*PROBLEM*
All lines in which the word "icon" occurs are to be extracted.

*EXTRACTED INFORMATION*
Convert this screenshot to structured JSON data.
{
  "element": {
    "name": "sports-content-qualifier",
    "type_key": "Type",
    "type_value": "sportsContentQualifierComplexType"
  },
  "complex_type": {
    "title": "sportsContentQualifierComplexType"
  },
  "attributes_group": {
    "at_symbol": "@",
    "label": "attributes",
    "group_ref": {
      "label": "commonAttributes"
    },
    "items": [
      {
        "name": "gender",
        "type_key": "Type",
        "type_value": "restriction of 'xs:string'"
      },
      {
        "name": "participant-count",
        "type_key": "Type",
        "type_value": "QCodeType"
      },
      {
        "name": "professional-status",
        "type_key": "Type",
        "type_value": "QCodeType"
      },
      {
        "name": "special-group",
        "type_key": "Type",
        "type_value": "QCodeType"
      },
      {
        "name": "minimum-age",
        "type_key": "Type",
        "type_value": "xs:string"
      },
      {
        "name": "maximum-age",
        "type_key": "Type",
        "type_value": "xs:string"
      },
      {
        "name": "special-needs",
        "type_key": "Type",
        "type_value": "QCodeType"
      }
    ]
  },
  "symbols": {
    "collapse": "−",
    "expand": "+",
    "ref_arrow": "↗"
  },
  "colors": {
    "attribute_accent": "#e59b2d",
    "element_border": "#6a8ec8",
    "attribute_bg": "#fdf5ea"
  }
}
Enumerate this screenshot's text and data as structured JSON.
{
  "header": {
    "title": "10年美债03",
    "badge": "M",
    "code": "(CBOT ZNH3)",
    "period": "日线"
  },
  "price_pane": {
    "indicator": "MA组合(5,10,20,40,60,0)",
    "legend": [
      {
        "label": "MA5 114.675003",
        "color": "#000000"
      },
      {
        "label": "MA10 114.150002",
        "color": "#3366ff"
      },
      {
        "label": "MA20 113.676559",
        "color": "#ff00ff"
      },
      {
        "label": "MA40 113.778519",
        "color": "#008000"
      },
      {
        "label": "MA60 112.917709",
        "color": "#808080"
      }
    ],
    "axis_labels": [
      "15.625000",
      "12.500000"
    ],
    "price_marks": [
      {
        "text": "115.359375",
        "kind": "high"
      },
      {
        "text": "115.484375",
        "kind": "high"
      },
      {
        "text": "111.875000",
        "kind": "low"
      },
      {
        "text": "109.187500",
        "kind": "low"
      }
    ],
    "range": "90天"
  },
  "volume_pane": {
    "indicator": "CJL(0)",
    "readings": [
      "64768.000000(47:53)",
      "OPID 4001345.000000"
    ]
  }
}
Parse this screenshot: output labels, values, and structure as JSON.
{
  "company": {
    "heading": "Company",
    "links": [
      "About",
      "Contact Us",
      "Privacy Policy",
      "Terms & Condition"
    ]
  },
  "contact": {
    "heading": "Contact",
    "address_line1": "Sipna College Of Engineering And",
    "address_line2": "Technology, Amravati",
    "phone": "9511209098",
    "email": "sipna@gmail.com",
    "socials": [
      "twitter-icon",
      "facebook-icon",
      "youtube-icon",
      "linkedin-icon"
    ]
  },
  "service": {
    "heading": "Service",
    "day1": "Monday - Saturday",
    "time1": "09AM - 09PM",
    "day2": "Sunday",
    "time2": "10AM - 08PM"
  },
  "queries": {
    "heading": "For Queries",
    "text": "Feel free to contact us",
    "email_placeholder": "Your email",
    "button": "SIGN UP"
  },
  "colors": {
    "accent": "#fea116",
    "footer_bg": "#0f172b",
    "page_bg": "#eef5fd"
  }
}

*RESPONSE*
      "twitter-icon",
      "facebook-icon",
      "youtube-icon",
      "linkedin-icon"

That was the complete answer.